>> start SUPPLIED MATERIAL
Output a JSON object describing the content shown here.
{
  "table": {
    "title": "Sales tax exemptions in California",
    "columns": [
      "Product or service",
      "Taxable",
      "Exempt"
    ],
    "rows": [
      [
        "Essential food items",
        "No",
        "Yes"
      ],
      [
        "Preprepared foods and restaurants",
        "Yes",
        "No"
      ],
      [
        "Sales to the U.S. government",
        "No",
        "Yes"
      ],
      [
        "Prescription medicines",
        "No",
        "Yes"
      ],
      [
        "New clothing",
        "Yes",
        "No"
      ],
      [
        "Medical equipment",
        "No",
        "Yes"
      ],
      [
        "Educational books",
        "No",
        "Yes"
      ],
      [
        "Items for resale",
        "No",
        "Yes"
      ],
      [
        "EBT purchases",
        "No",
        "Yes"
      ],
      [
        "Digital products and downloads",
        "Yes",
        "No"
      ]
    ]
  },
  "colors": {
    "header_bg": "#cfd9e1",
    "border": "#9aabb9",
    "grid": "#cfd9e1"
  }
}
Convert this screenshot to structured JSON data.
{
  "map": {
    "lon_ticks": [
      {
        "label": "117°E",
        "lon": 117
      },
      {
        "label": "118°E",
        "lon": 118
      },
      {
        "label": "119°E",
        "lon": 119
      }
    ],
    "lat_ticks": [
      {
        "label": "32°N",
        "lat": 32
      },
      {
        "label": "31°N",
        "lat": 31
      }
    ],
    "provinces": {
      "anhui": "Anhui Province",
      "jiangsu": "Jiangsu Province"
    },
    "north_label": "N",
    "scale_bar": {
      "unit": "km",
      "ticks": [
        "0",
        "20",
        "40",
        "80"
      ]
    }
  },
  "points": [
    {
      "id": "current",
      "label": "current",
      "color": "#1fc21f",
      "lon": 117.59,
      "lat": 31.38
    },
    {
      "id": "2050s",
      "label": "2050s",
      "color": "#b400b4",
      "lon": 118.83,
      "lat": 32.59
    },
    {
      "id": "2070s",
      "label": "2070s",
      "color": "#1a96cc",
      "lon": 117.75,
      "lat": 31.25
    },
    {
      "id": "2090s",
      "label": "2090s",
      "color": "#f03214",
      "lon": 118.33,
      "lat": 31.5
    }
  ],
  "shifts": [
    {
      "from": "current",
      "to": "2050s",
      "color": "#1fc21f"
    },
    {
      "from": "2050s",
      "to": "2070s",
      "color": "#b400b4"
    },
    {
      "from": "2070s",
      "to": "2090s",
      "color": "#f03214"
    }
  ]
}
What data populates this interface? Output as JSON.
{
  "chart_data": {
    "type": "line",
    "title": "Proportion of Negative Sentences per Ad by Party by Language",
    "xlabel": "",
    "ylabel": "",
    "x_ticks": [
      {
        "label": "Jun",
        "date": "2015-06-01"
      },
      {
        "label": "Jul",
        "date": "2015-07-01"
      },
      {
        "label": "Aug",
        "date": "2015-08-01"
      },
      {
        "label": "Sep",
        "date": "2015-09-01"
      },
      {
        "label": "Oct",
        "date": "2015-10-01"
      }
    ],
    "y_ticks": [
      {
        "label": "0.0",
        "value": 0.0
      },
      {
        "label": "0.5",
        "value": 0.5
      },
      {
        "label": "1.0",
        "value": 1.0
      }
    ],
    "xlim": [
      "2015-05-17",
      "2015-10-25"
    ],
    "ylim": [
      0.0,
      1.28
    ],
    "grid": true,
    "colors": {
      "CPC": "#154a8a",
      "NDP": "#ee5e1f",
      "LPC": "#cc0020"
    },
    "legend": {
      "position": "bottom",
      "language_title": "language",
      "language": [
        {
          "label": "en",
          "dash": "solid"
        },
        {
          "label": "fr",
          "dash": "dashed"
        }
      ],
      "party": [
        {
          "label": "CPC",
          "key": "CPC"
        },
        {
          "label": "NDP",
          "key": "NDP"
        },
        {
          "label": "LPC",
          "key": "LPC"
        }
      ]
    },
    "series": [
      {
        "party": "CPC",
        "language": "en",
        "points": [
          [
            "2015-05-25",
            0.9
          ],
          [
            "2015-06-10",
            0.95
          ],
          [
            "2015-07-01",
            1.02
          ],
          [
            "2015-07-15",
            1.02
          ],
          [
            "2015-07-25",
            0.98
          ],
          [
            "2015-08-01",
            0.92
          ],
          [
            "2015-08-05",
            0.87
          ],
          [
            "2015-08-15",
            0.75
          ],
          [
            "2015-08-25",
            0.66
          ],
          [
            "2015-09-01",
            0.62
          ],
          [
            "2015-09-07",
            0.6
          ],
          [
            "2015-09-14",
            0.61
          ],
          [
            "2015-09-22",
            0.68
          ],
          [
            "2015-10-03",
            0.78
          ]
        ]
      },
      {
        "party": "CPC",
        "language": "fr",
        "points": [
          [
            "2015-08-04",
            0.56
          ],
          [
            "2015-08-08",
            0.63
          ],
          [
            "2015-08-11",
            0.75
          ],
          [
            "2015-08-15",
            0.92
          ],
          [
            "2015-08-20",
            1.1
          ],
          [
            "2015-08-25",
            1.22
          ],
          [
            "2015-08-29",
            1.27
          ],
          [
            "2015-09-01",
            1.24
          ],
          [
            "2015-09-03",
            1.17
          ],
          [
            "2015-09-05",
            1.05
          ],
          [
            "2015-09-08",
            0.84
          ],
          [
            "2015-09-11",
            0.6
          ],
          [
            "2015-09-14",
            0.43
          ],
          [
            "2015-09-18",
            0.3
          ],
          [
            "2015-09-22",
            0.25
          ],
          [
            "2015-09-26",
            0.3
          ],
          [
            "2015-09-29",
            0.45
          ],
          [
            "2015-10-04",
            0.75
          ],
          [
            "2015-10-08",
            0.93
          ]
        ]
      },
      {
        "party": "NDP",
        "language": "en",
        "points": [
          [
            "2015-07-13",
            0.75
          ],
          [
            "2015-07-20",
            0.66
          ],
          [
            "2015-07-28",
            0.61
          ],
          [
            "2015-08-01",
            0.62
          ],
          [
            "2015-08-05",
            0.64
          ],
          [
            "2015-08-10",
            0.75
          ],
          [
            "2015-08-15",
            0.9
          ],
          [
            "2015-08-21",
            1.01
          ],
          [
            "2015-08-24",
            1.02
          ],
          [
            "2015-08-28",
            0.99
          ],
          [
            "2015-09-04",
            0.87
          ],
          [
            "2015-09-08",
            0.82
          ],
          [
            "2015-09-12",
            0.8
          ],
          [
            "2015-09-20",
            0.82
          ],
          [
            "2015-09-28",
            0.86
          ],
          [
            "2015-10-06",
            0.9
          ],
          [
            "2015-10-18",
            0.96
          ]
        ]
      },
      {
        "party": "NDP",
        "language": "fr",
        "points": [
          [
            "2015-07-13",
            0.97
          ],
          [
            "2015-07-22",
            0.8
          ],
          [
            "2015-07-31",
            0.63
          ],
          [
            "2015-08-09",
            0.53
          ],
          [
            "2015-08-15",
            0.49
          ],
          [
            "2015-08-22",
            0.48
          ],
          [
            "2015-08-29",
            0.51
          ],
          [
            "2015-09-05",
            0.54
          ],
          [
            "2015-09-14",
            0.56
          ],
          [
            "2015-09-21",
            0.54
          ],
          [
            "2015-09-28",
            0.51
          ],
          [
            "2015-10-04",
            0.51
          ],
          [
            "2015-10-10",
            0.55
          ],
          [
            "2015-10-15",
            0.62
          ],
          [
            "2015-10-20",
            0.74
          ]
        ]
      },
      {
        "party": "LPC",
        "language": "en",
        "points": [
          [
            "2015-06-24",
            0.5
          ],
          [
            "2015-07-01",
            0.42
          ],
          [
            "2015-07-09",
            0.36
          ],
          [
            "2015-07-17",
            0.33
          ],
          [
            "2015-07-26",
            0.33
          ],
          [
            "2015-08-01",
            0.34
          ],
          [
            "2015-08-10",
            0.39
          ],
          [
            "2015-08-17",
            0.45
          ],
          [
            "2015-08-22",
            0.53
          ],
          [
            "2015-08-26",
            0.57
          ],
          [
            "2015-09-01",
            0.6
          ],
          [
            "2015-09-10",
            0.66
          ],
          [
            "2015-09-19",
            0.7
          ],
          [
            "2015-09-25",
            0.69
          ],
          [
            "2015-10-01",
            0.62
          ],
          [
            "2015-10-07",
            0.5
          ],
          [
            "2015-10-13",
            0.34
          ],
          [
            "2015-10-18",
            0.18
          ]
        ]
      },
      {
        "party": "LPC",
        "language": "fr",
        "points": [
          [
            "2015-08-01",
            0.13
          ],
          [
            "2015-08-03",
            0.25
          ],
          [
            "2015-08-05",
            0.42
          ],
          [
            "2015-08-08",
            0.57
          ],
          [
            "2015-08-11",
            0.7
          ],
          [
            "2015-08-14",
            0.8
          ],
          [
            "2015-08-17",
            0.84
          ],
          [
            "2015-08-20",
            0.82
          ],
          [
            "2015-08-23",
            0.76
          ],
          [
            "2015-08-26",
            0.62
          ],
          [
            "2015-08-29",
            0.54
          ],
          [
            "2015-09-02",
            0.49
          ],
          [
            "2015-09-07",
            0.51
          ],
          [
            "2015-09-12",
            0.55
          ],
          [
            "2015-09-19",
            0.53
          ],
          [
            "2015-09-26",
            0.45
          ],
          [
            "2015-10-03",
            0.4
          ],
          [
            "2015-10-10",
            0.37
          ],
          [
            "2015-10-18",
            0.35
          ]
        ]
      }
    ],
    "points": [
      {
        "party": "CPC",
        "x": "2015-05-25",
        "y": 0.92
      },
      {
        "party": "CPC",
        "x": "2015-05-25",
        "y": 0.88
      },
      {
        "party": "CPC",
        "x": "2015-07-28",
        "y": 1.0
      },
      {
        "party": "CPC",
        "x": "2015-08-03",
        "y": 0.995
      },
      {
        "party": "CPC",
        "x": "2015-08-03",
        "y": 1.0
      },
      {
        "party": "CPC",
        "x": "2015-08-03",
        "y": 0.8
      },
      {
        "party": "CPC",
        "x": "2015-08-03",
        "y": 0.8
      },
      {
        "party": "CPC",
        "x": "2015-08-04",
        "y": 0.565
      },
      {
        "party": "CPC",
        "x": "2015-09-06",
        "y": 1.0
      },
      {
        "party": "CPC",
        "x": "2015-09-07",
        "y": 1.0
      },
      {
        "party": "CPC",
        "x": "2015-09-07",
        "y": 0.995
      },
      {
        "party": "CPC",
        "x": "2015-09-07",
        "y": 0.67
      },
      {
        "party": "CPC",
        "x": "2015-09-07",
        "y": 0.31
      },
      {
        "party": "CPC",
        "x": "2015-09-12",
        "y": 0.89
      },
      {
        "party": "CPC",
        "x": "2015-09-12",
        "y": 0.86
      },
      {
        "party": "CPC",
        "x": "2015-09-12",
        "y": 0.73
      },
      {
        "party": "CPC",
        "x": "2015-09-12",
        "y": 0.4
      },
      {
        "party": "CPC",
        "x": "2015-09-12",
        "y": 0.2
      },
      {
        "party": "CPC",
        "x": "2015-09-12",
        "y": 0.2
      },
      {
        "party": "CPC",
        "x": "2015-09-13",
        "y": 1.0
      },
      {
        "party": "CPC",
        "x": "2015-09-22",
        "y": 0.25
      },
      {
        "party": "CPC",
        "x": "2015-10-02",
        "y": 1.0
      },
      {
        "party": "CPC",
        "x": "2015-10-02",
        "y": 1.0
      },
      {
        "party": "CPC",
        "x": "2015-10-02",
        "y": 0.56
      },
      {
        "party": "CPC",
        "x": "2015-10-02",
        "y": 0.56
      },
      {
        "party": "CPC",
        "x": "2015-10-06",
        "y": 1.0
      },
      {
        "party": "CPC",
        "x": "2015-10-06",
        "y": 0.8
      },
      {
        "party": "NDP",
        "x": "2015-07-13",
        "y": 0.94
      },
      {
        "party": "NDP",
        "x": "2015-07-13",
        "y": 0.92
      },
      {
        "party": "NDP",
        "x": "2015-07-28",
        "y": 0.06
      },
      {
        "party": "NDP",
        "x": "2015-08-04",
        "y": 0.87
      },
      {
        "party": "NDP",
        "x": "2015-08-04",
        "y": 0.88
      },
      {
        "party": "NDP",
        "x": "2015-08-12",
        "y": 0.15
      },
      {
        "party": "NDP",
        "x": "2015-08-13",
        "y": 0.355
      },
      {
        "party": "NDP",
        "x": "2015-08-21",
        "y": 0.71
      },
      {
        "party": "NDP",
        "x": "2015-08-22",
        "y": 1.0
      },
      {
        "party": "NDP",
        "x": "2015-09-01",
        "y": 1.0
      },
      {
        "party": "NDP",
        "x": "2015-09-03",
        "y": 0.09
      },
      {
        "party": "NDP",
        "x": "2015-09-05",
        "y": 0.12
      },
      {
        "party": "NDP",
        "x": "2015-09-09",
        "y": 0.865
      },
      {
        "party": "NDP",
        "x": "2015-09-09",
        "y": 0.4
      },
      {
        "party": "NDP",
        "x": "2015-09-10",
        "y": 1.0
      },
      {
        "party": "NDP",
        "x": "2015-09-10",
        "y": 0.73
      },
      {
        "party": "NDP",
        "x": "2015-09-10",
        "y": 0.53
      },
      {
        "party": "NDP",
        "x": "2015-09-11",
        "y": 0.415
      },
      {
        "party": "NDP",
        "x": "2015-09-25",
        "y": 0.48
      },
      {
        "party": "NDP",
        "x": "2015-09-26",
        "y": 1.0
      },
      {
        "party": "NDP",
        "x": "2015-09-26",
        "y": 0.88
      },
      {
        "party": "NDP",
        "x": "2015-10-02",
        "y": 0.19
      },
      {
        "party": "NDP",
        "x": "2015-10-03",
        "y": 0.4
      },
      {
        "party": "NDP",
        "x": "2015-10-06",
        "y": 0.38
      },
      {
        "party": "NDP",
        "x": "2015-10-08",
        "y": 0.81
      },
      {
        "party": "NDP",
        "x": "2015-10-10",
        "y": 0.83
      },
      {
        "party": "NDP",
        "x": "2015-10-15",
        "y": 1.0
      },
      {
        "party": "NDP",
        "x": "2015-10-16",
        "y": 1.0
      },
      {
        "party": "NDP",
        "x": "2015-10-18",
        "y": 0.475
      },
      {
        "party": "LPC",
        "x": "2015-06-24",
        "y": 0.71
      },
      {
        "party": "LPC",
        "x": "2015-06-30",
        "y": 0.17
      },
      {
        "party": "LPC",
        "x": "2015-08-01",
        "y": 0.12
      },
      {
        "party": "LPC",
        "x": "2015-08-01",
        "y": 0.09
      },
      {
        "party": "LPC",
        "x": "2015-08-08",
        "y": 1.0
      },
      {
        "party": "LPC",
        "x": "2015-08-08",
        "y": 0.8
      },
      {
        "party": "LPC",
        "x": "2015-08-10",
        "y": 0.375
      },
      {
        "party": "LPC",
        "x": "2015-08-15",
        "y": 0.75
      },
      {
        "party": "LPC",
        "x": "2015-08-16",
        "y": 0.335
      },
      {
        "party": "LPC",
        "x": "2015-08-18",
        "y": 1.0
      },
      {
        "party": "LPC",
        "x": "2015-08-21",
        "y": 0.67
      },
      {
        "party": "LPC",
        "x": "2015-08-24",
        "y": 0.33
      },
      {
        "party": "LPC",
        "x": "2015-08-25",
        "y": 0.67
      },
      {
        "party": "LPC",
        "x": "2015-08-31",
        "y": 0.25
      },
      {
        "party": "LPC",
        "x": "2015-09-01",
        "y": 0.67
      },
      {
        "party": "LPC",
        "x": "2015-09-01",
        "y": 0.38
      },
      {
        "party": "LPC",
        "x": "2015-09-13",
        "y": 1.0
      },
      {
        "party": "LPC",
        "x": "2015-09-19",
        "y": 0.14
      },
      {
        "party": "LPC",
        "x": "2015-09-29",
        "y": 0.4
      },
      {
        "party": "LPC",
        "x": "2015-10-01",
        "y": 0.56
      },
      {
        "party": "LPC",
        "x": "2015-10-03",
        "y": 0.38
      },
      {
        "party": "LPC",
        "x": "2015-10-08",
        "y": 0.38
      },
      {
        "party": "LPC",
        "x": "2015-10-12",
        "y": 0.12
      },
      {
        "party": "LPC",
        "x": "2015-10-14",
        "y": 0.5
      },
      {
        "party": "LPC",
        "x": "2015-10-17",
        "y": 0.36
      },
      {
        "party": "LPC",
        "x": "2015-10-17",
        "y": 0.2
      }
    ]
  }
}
>> end SUPPLIED MATERIAL
- **WRITTEN EXERCISE**: Gather each line that holds "Sales".

- **FULL ANSWER**:
    "title": "Sales tax exemptions in California",
        "Sales to the U.S. government",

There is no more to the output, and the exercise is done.